Set down the records once more, please, exactly and with the pictures left out.
══ Exercise data
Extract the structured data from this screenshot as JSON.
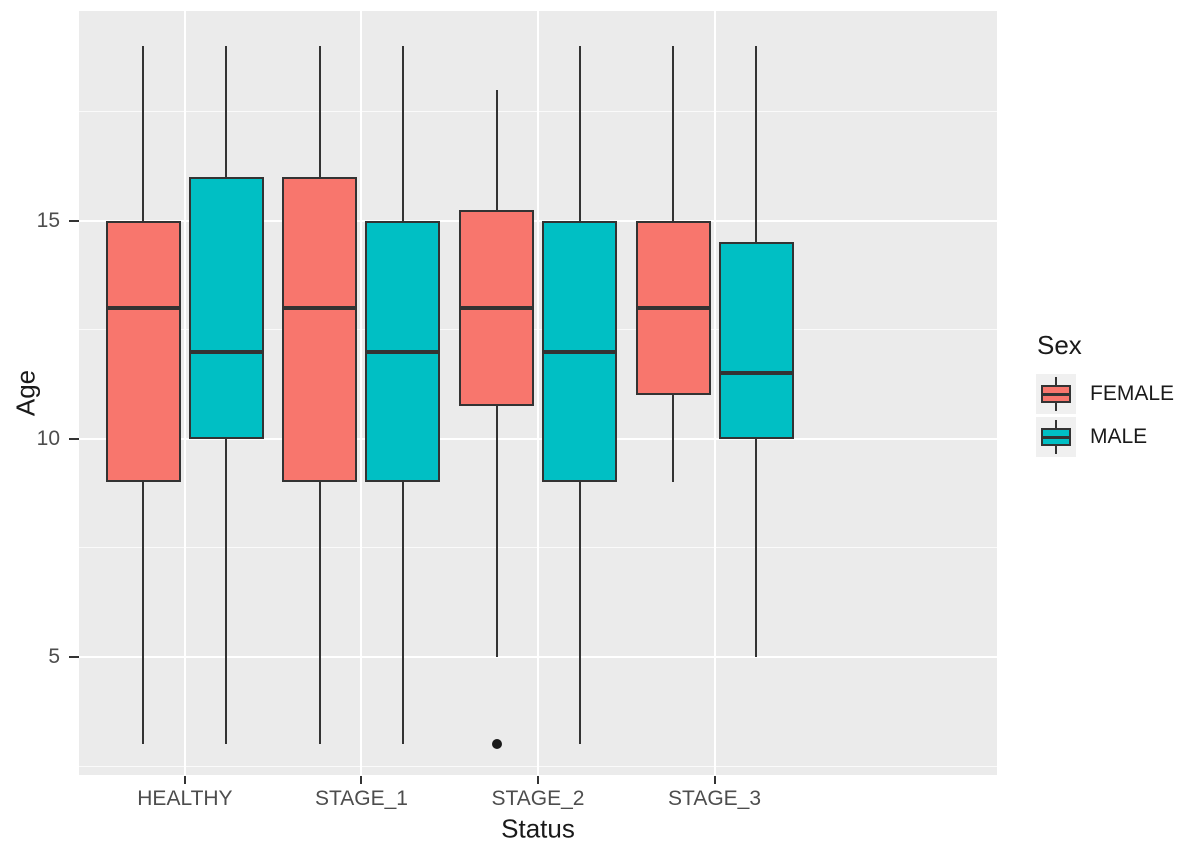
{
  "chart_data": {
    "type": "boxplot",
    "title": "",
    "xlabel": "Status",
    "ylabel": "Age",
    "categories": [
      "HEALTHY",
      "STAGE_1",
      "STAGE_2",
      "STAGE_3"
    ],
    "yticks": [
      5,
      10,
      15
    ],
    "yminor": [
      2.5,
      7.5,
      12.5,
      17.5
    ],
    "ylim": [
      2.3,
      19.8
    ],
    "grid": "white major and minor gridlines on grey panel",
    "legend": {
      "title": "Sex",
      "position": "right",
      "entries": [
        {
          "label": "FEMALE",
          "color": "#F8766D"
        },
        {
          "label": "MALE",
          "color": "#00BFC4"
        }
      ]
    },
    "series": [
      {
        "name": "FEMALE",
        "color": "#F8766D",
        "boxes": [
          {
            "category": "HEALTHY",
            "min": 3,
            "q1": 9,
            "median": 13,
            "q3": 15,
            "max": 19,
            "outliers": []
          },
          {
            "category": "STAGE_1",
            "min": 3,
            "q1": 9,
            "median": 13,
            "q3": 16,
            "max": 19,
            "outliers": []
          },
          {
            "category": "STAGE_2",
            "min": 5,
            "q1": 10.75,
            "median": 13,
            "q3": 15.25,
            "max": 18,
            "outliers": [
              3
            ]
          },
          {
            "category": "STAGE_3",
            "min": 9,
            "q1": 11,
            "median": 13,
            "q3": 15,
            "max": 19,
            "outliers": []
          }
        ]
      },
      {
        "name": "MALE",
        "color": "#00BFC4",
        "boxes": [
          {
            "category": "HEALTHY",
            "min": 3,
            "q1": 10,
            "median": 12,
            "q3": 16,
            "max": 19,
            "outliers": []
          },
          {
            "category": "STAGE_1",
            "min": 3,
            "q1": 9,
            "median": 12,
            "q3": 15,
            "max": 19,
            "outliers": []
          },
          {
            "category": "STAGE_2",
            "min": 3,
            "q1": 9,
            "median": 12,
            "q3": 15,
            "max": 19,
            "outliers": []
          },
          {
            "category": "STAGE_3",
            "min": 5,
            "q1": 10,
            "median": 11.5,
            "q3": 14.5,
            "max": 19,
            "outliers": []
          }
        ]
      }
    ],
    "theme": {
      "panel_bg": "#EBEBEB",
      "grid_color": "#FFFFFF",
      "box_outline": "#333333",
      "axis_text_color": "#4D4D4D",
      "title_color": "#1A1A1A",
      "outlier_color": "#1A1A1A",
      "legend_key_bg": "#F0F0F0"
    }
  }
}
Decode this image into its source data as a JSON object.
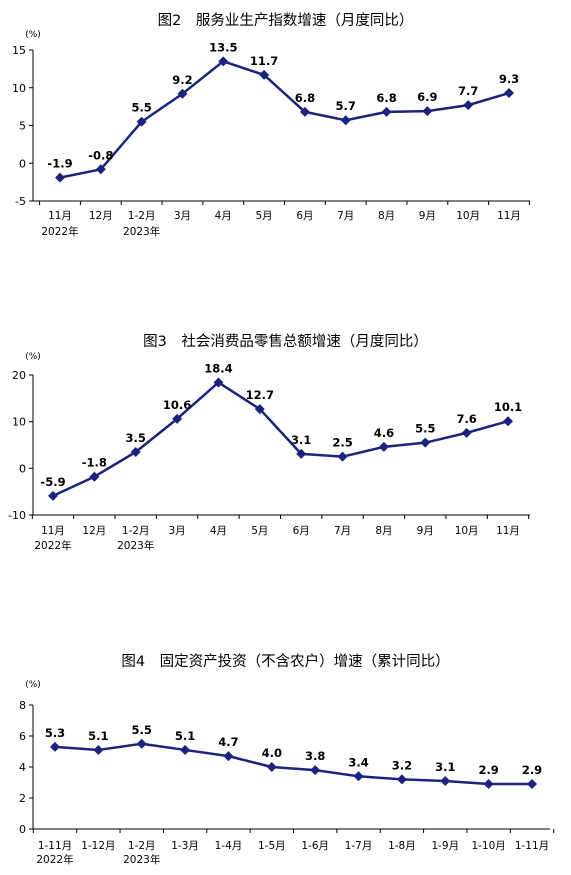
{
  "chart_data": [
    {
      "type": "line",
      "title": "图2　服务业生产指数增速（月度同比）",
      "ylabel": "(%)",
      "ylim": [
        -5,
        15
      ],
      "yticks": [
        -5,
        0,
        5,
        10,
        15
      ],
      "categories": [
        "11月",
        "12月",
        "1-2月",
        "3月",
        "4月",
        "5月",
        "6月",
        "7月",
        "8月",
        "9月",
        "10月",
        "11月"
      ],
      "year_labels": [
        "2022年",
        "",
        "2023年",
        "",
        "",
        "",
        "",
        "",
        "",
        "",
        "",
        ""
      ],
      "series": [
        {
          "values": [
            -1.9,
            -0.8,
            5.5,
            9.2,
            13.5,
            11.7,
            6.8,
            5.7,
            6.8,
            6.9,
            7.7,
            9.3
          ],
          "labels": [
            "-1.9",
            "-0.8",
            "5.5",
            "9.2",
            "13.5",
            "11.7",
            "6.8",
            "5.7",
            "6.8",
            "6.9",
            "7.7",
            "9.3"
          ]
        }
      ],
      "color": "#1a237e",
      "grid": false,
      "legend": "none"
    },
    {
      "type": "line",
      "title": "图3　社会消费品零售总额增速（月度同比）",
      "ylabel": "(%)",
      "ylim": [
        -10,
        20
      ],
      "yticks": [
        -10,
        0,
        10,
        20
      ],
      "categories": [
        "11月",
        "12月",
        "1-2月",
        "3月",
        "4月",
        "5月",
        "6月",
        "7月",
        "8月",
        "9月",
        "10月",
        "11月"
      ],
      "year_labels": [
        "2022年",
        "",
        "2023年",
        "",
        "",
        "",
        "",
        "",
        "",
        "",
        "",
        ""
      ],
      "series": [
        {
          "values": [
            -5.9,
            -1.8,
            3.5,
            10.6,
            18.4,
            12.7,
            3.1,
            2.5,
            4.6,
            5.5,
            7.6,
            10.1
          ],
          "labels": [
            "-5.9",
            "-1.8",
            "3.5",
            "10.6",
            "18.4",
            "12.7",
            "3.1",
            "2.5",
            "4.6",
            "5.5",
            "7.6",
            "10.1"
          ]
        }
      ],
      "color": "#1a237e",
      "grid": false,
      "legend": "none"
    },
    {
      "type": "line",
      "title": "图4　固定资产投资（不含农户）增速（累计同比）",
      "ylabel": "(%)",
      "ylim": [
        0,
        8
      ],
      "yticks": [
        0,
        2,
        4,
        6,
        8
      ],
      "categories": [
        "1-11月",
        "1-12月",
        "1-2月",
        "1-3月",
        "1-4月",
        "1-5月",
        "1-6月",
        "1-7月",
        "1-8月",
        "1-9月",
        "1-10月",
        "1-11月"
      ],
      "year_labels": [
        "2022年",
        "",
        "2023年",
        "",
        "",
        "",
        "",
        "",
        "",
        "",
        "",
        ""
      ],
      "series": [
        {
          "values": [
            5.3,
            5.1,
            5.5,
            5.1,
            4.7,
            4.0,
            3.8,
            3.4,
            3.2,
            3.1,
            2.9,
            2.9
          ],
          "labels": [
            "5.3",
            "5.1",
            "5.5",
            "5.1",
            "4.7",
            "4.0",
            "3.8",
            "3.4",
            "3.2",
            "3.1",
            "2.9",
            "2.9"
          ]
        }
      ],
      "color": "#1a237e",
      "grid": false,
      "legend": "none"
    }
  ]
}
════
> [Answer to the task]:
Extract the structured data from this screenshot as JSON.
{
  "chart_data": {
    "type": "boxplot",
    "title": "",
    "xlabel": "Status",
    "ylabel": "Age",
    "categories": [
      "HEALTHY",
      "STAGE_1",
      "STAGE_2",
      "STAGE_3"
    ],
    "yticks": [
      5,
      10,
      15
    ],
    "yminor": [
      2.5,
      7.5,
      12.5,
      17.5
    ],
    "ylim": [
      2.3,
      19.8
    ],
    "grid": "white major and minor gridlines on grey panel",
    "legend": {
      "title": "Sex",
      "position": "right",
      "entries": [
        {
          "label": "FEMALE",
          "color": "#F8766D"
        },
        {
          "label": "MALE",
          "color": "#00BFC4"
        }
      ]
    },
    "series": [
      {
        "name": "FEMALE",
        "color": "#F8766D",
        "boxes": [
          {
            "category": "HEALTHY",
            "min": 3,
            "q1": 9,
            "median": 13,
            "q3": 15,
            "max": 19,
            "outliers": []
          },
          {
            "category": "STAGE_1",
            "min": 3,
            "q1": 9,
            "median": 13,
            "q3": 16,
            "max": 19,
            "outliers": []
          },
          {
            "category": "STAGE_2",
            "min": 5,
            "q1": 10.75,
            "median": 13,
            "q3": 15.25,
            "max": 18,
            "outliers": [
              3
            ]
          },
          {
            "category": "STAGE_3",
            "min": 9,
            "q1": 11,
            "median": 13,
            "q3": 15,
            "max": 19,
            "outliers": []
          }
        ]
      },
      {
        "name": "MALE",
        "color": "#00BFC4",
        "boxes": [
          {
            "category": "HEALTHY",
            "min": 3,
            "q1": 10,
            "median": 12,
            "q3": 16,
            "max": 19,
            "outliers": []
          },
          {
            "category": "STAGE_1",
            "min": 3,
            "q1": 9,
            "median": 12,
            "q3": 15,
            "max": 19,
            "outliers": []
          },
          {
            "category": "STAGE_2",
            "min": 3,
            "q1": 9,
            "median": 12,
            "q3": 15,
            "max": 19,
            "outliers": []
          },
          {
            "category": "STAGE_3",
            "min": 5,
            "q1": 10,
            "median": 11.5,
            "q3": 14.5,
            "max": 19,
            "outliers": []
          }
        ]
      }
    ],
    "theme": {
      "panel_bg": "#EBEBEB",
      "grid_color": "#FFFFFF",
      "box_outline": "#333333",
      "axis_text_color": "#4D4D4D",
      "title_color": "#1A1A1A",
      "outlier_color": "#1A1A1A",
      "legend_key_bg": "#F0F0F0"
    }
  }
}
Decode this image into its source data as a JSON object.
{
  "chart_data": [
    {
      "type": "line",
      "title": "图2　服务业生产指数增速（月度同比）",
      "ylabel": "(%)",
      "ylim": [
        -5,
        15
      ],
      "yticks": [
        -5,
        0,
        5,
        10,
        15
      ],
      "categories": [
        "11月",
        "12月",
        "1-2月",
        "3月",
        "4月",
        "5月",
        "6月",
        "7月",
        "8月",
        "9月",
        "10月",
        "11月"
      ],
      "year_labels": [
        "2022年",
        "",
        "2023年",
        "",
        "",
        "",
        "",
        "",
        "",
        "",
        "",
        ""
      ],
      "series": [
        {
          "values": [
            -1.9,
            -0.8,
            5.5,
            9.2,
            13.5,
            11.7,
            6.8,
            5.7,
            6.8,
            6.9,
            7.7,
            9.3
          ],
          "labels": [
            "-1.9",
            "-0.8",
            "5.5",
            "9.2",
            "13.5",
            "11.7",
            "6.8",
            "5.7",
            "6.8",
            "6.9",
            "7.7",
            "9.3"
          ]
        }
      ],
      "color": "#1a237e",
      "grid": false,
      "legend": "none"
    },
    {
      "type": "line",
      "title": "图3　社会消费品零售总额增速（月度同比）",
      "ylabel": "(%)",
      "ylim": [
        -10,
        20
      ],
      "yticks": [
        -10,
        0,
        10,
        20
      ],
      "categories": [
        "11月",
        "12月",
        "1-2月",
        "3月",
        "4月",
        "5月",
        "6月",
        "7月",
        "8月",
        "9月",
        "10月",
        "11月"
      ],
      "year_labels": [
        "2022年",
        "",
        "2023年",
        "",
        "",
        "",
        "",
        "",
        "",
        "",
        "",
        ""
      ],
      "series": [
        {
          "values": [
            -5.9,
            -1.8,
            3.5,
            10.6,
            18.4,
            12.7,
            3.1,
            2.5,
            4.6,
            5.5,
            7.6,
            10.1
          ],
          "labels": [
            "-5.9",
            "-1.8",
            "3.5",
            "10.6",
            "18.4",
            "12.7",
            "3.1",
            "2.5",
            "4.6",
            "5.5",
            "7.6",
            "10.1"
          ]
        }
      ],
      "color": "#1a237e",
      "grid": false,
      "legend": "none"
    },
    {
      "type": "line",
      "title": "图4　固定资产投资（不含农户）增速（累计同比）",
      "ylabel": "(%)",
      "ylim": [
        0,
        8
      ],
      "yticks": [
        0,
        2,
        4,
        6,
        8
      ],
      "categories": [
        "1-11月",
        "1-12月",
        "1-2月",
        "1-3月",
        "1-4月",
        "1-5月",
        "1-6月",
        "1-7月",
        "1-8月",
        "1-9月",
        "1-10月",
        "1-11月"
      ],
      "year_labels": [
        "2022年",
        "",
        "2023年",
        "",
        "",
        "",
        "",
        "",
        "",
        "",
        "",
        ""
      ],
      "series": [
        {
          "values": [
            5.3,
            5.1,
            5.5,
            5.1,
            4.7,
            4.0,
            3.8,
            3.4,
            3.2,
            3.1,
            2.9,
            2.9
          ],
          "labels": [
            "5.3",
            "5.1",
            "5.5",
            "5.1",
            "4.7",
            "4.0",
            "3.8",
            "3.4",
            "3.2",
            "3.1",
            "2.9",
            "2.9"
          ]
        }
      ],
      "color": "#1a237e",
      "grid": false,
      "legend": "none"
    }
  ]
}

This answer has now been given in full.